(WRITTEN REQUEST): Tally up the lines carrying the string "Please" and respond with only the resulting number.

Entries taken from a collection
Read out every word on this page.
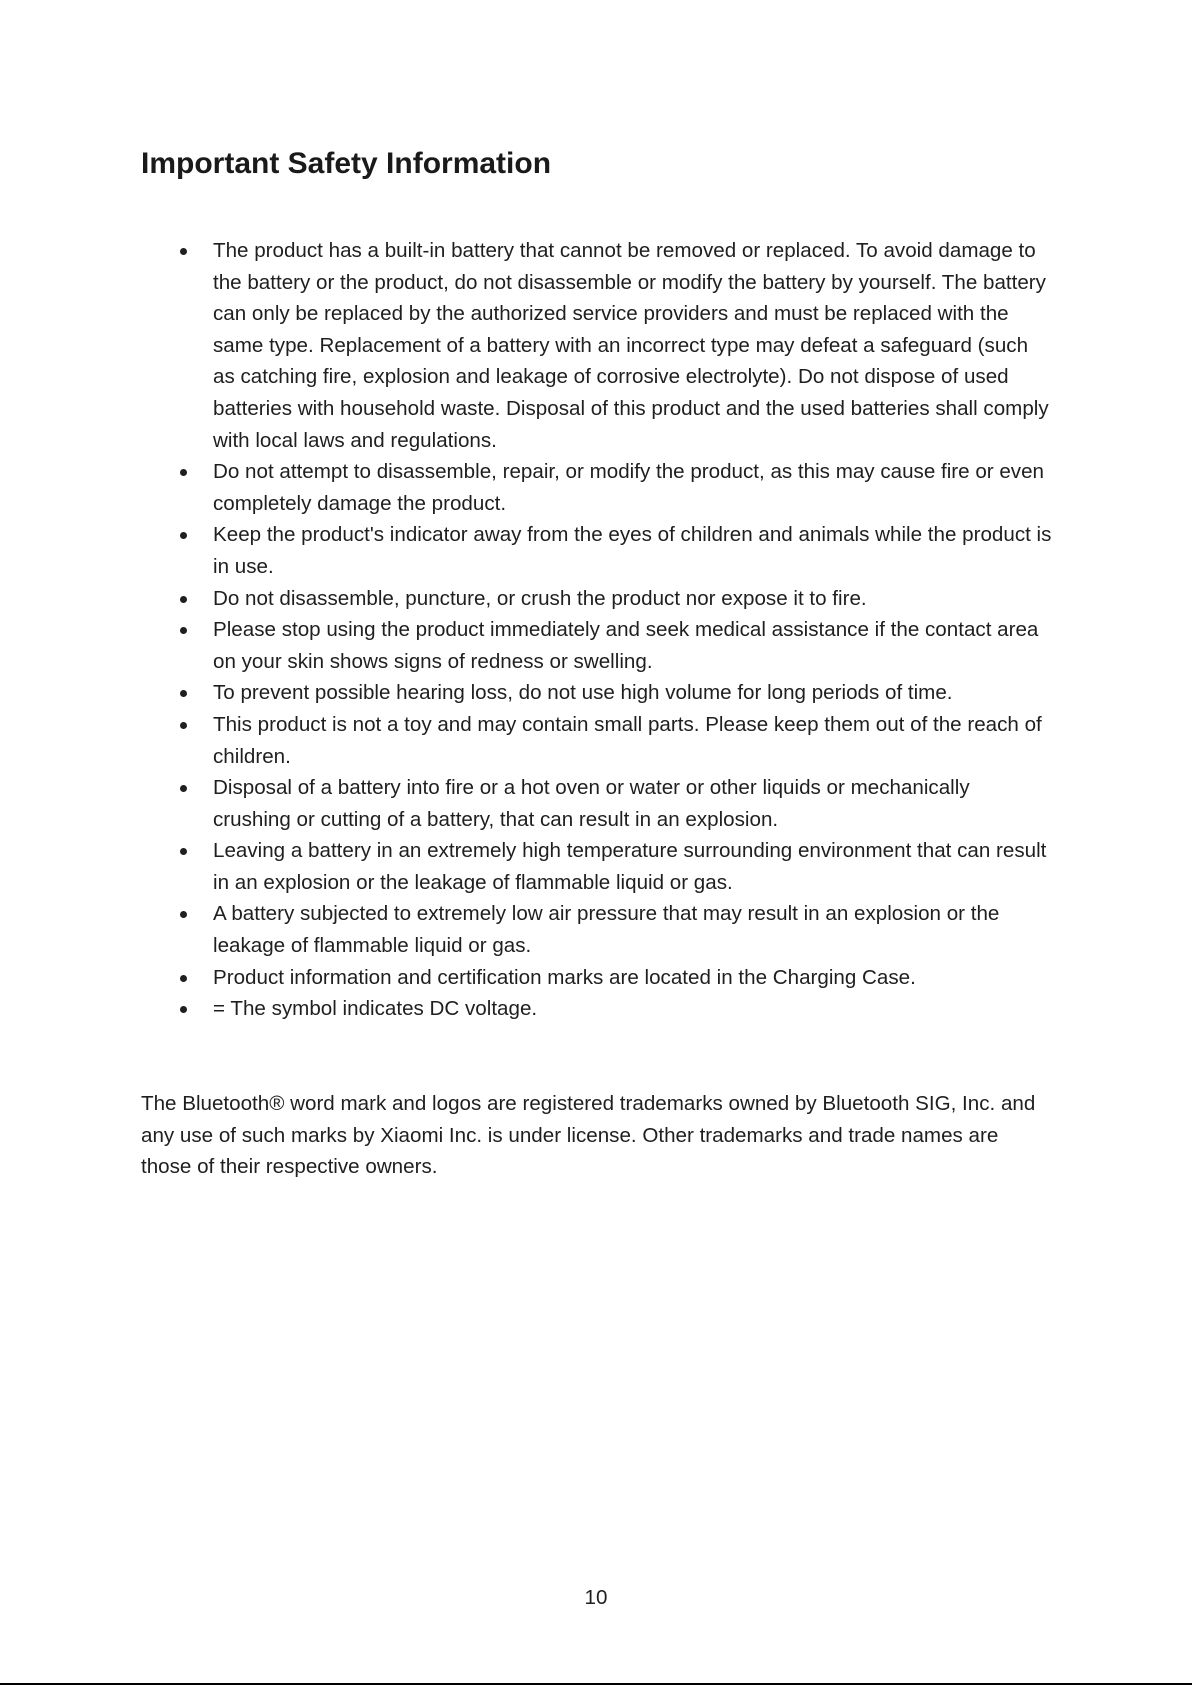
Important Safety Information
The product has a built-in battery that cannot be removed or replaced. To avoid damage to the battery or the product, do not disassemble or modify the battery by yourself. The battery can only be replaced by the authorized service providers and must be replaced with the same type. Replacement of a battery with an incorrect type may defeat a safeguard (such as catching fire, explosion and leakage of corrosive electrolyte). Do not dispose of used batteries with household waste. Disposal of this product and the used batteries shall comply with local laws and regulations.
Do not attempt to disassemble, repair, or modify the product, as this may cause fire or even completely damage the product.
Keep the product's indicator away from the eyes of children and animals while the product is in use.
Do not disassemble, puncture, or crush the product nor expose it to fire.
Please stop using the product immediately and seek medical assistance if the contact area on your skin shows signs of redness or swelling.
To prevent possible hearing loss, do not use high volume for long periods of time.
This product is not a toy and may contain small parts. Please keep them out of the reach of children.
Disposal of a battery into fire or a hot oven or water or other liquids or mechanically crushing or cutting of a battery, that can result in an explosion.
Leaving a battery in an extremely high temperature surrounding environment that can result in an explosion or the leakage of flammable liquid or gas.
A battery subjected to extremely low air pressure that may result in an explosion or the leakage of flammable liquid or gas.
Product information and certification marks are located in the Charging Case.
= The symbol indicates DC voltage.

The Bluetooth® word mark and logos are registered trademarks owned by Bluetooth SIG, Inc. and any use of such marks by Xiaomi Inc. is under license. Other trademarks and trade names are those of their respective owners.

10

(ANSWER TO THE PROBLEM): 2